─── Data supplied

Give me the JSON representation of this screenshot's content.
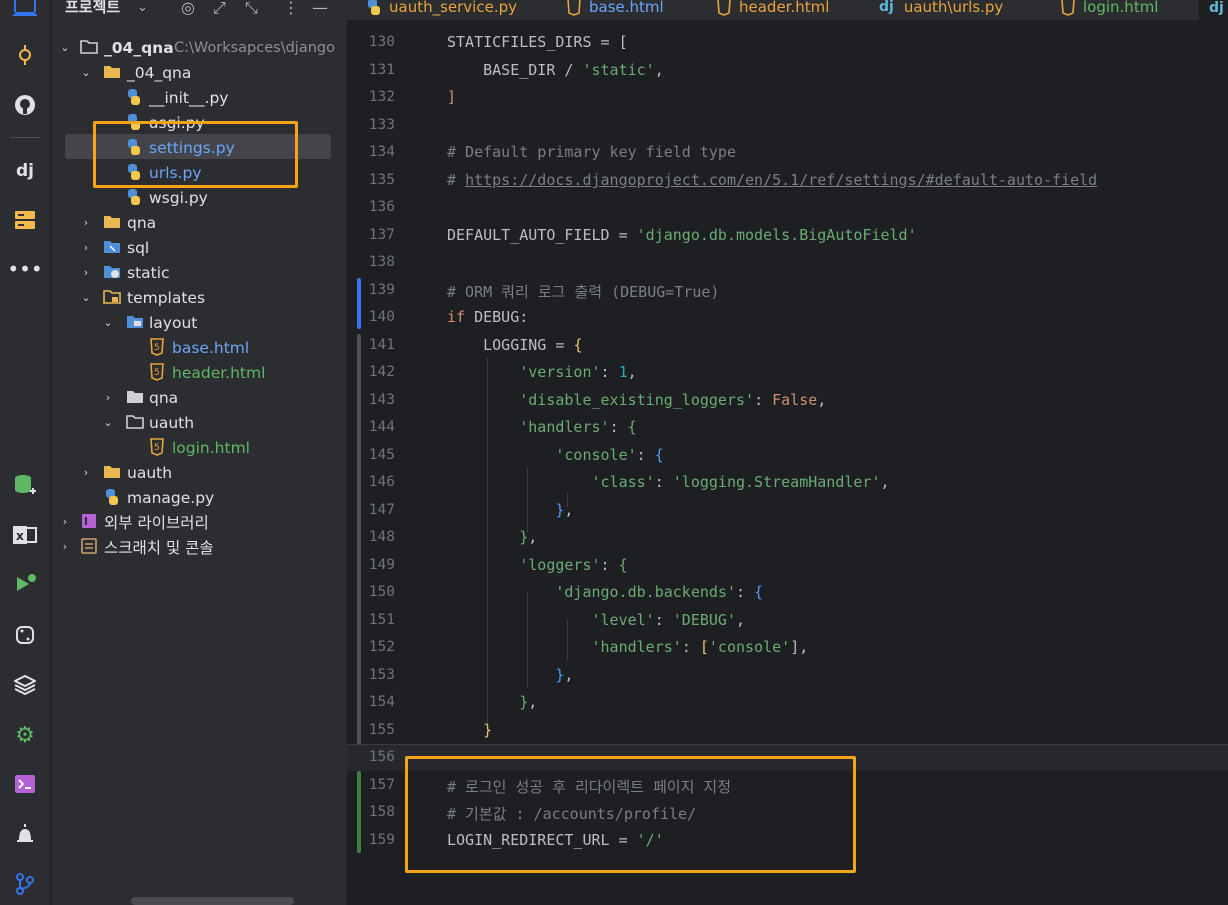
{
  "project_panel": {
    "title": "프로젝트",
    "tree": [
      {
        "label": "_04_qna",
        "path": "C:\\Worksapces\\django"
      },
      {
        "label": "_04_qna"
      },
      {
        "label": "__init__.py"
      },
      {
        "label": "asgi.py"
      },
      {
        "label": "settings.py"
      },
      {
        "label": "urls.py"
      },
      {
        "label": "wsgi.py"
      },
      {
        "label": "qna"
      },
      {
        "label": "sql"
      },
      {
        "label": "static"
      },
      {
        "label": "templates"
      },
      {
        "label": "layout"
      },
      {
        "label": "base.html"
      },
      {
        "label": "header.html"
      },
      {
        "label": "qna"
      },
      {
        "label": "uauth"
      },
      {
        "label": "login.html"
      },
      {
        "label": "uauth"
      },
      {
        "label": "manage.py"
      },
      {
        "label": "외부 라이브러리"
      },
      {
        "label": "스크래치 및 콘솔"
      }
    ]
  },
  "tabs": [
    {
      "label": "uauth_service.py",
      "icon": "python-icon"
    },
    {
      "label": "base.html",
      "icon": "html-icon"
    },
    {
      "label": "header.html",
      "icon": "html-icon"
    },
    {
      "label": "uauth\\urls.py",
      "icon": "django-icon"
    },
    {
      "label": "login.html",
      "icon": "html-icon"
    },
    {
      "label": "dj",
      "icon": "django-icon"
    }
  ],
  "editor": {
    "line_numbers": [
      "130",
      "131",
      "132",
      "133",
      "134",
      "135",
      "136",
      "137",
      "138",
      "139",
      "140",
      "141",
      "142",
      "143",
      "144",
      "145",
      "146",
      "147",
      "148",
      "149",
      "150",
      "151",
      "152",
      "153",
      "154",
      "155",
      "156",
      "157",
      "158",
      "159"
    ],
    "code": {
      "l130a": "STATICFILES_DIRS = [",
      "l131a": "    BASE_DIR / ",
      "l131b": "'static'",
      "l131c": ",",
      "l132a": "]",
      "l134a": "# Default primary key field type",
      "l135a": "# ",
      "l135b": "https://docs.djangoproject.com/en/5.1/ref/settings/#default-auto-field",
      "l137a": "DEFAULT_AUTO_FIELD = ",
      "l137b": "'django.db.models.BigAutoField'",
      "l139a": "# ORM 쿼리 로그 출력 (DEBUG=True)",
      "l140a": "if",
      "l140b": " DEBUG:",
      "l141a": "    LOGGING = ",
      "l141b": "{",
      "l142a": "        ",
      "l142b": "'version'",
      "l142c": ": ",
      "l142d": "1",
      "l142e": ",",
      "l143a": "        ",
      "l143b": "'disable_existing_loggers'",
      "l143c": ": ",
      "l143d": "False",
      "l143e": ",",
      "l144a": "        ",
      "l144b": "'handlers'",
      "l144c": ": ",
      "l144d": "{",
      "l145a": "            ",
      "l145b": "'console'",
      "l145c": ": ",
      "l145d": "{",
      "l146a": "                ",
      "l146b": "'class'",
      "l146c": ": ",
      "l146d": "'logging.StreamHandler'",
      "l146e": ",",
      "l147a": "            ",
      "l147b": "}",
      "l147c": ",",
      "l148a": "        ",
      "l148b": "}",
      "l148c": ",",
      "l149a": "        ",
      "l149b": "'loggers'",
      "l149c": ": ",
      "l149d": "{",
      "l150a": "            ",
      "l150b": "'django.db.backends'",
      "l150c": ": ",
      "l150d": "{",
      "l151a": "                ",
      "l151b": "'level'",
      "l151c": ": ",
      "l151d": "'DEBUG'",
      "l151e": ",",
      "l152a": "                ",
      "l152b": "'handlers'",
      "l152c": ": ",
      "l152d": "[",
      "l152e": "'console'",
      "l152f": "],",
      "l153a": "            ",
      "l153b": "}",
      "l153c": ",",
      "l154a": "        ",
      "l154b": "}",
      "l154c": ",",
      "l155a": "    ",
      "l155b": "}",
      "l157a": "# 로그인 성공 후 리다이렉트 페이지 지정",
      "l158a": "# 기본값 : /accounts/profile/",
      "l159a": "LOGIN_REDIRECT_URL = ",
      "l159b": "'/'"
    }
  },
  "colors": {
    "highlight_box": "#f5a418",
    "keyword": "#cf8e6d",
    "string": "#6aab73",
    "comment": "#7a7e85",
    "number": "#2aacb8"
  }
}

──────

> **Given request**: Filter the records down to the lines that contain the string "settings", and copy those lines.

> **Solution to this task**:
        "label": "settings.py"
      "l135b": "https://docs.djangoproject.com/en/5.1/ref/settings/#default-auto-field",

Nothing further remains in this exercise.